> [SELECTED EXTRACT]
Geno is a good quarterback and can distribute the ball. The issues that he has always had is when it comes to crunch time he rarely if ever comes through. That’s the difference between a good quarterback, and a great quarterback.
Clutch
performance is a very real thing. Every one of us has seen players come through (or fail to do so) in clutch situations (by a variety of potential definitions of "clutch"). Clutch
ability, on the other hand, has been shown repeatedly, across many sports, in many different ways, not to exist. A player may even be better "in the clutch" by at least one of a variety of different definitions and measures over a whole season, but he's then no more or less likely to have a good season "in the clutch" the next year than any other player whose overall performance is as good as his. Obviously, a very good player has a better chance of playing better "in the clutch" than a not-so-good player, because he's more likely to be better in
any situation.

> [BRIEF 1] According to the passage on clutch play, what has been shown repeatedly, across many sports, not to exist?
> [BRIEF 2] In the passage on clutch play, why does a very good player have a better chance than a not-so-good player of playing better in the clutch?
> [BRIEF 3] Resume the passage on clutch play, starting right after its final sentence.
None of the saved data entries is needed.

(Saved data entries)

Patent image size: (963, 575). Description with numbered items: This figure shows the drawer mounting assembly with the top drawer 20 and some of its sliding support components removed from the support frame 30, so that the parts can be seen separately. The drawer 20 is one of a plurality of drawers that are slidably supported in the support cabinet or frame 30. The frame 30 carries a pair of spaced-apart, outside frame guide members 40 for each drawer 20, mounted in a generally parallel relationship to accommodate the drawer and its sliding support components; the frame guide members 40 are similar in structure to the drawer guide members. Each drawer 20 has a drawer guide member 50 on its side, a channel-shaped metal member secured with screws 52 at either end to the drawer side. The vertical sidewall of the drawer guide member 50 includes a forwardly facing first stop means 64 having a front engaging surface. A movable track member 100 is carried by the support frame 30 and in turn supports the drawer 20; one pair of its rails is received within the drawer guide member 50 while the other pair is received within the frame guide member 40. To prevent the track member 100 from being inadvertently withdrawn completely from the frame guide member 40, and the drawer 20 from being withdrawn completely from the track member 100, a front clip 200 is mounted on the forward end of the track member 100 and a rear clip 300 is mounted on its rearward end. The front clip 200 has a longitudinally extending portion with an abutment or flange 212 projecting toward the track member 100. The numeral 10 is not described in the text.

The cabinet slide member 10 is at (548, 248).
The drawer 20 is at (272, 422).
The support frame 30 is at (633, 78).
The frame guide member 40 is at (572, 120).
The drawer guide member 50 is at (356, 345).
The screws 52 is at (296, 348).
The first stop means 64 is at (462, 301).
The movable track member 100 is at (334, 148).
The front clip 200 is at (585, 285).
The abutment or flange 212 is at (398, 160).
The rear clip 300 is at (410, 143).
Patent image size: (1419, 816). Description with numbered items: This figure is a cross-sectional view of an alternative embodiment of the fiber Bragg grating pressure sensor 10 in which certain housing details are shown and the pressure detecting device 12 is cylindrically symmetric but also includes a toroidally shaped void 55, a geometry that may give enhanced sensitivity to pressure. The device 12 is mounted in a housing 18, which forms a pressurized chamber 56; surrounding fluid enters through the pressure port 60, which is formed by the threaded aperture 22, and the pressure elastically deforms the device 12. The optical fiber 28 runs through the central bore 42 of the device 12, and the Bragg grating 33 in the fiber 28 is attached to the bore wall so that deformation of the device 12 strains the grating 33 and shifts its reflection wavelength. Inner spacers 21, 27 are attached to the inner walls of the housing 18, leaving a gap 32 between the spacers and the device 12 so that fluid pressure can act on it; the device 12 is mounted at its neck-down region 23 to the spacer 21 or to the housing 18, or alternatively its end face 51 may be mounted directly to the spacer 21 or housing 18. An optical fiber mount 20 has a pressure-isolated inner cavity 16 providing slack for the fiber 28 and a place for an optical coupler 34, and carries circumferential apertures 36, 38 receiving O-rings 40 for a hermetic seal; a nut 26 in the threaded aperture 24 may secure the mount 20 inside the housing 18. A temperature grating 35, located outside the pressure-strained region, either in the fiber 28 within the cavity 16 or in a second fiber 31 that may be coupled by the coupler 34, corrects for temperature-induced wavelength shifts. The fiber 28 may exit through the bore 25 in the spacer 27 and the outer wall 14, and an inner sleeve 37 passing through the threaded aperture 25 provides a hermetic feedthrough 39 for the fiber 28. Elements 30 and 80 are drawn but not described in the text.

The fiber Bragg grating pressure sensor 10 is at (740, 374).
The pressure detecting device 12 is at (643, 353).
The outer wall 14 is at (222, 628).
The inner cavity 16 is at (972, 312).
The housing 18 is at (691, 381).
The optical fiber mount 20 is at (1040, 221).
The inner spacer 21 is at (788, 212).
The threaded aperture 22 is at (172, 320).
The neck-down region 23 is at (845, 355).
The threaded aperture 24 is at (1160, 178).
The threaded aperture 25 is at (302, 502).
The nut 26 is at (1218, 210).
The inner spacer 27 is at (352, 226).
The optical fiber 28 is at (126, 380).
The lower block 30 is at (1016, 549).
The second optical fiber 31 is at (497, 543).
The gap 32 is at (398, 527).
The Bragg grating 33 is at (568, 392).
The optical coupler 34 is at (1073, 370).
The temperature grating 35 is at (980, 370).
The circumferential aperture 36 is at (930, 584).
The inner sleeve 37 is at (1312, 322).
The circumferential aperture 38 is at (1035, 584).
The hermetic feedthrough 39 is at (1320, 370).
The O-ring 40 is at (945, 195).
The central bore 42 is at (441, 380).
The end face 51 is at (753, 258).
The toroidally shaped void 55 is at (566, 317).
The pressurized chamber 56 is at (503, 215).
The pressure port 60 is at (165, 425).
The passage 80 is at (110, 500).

> [EXERCISE RESPONSE 1] Clutch ability has been shown not to exist.

> [EXERCISE RESPONSE 2] A very good player is more likely to be better in any situation, so he is also more likely to be better in clutch situations.

> [EXERCISE RESPONSE 3]
What happened to Tom Brady's magic clutch game-winning powers in the two Super Bowls against Giants teams with inferior rosters? He failed in both. Does that mean he's a choker who can't win in big situations? Of course not. First, it's a team sport. Second, we know he succeeded in other "clutch situations" too. But not at a rate any higher than you'd expect from a player who performed at the level he performed in
all situations. People around here say Wilson is a killer in the clutch, so who was that fumbling away the game against the Jets last week when down by just three points with plenty of time to get into field-goal range? Did he forget how to be clutch?
Saying a "clutch player" used his magic to make his team win (or that a "choker" failed to do so) is the kind of lazy talk-radio or talking-head-mediot narrative that people eat up. For one thing, it's easier to understand than actually looking into what happened schematically on the two teams and looking at actual strengths and weaknesses of players and specific good and bad things they did on specific plays. Never mind that it's made-up and false. It's easy, and people are lazy. For another, sports mediots have gotten us used to using tiny samples (in the case of the NFL, single games or even specific moments from specific games) in team sports to draw conclusions about the character of individual players, which is just plain silly.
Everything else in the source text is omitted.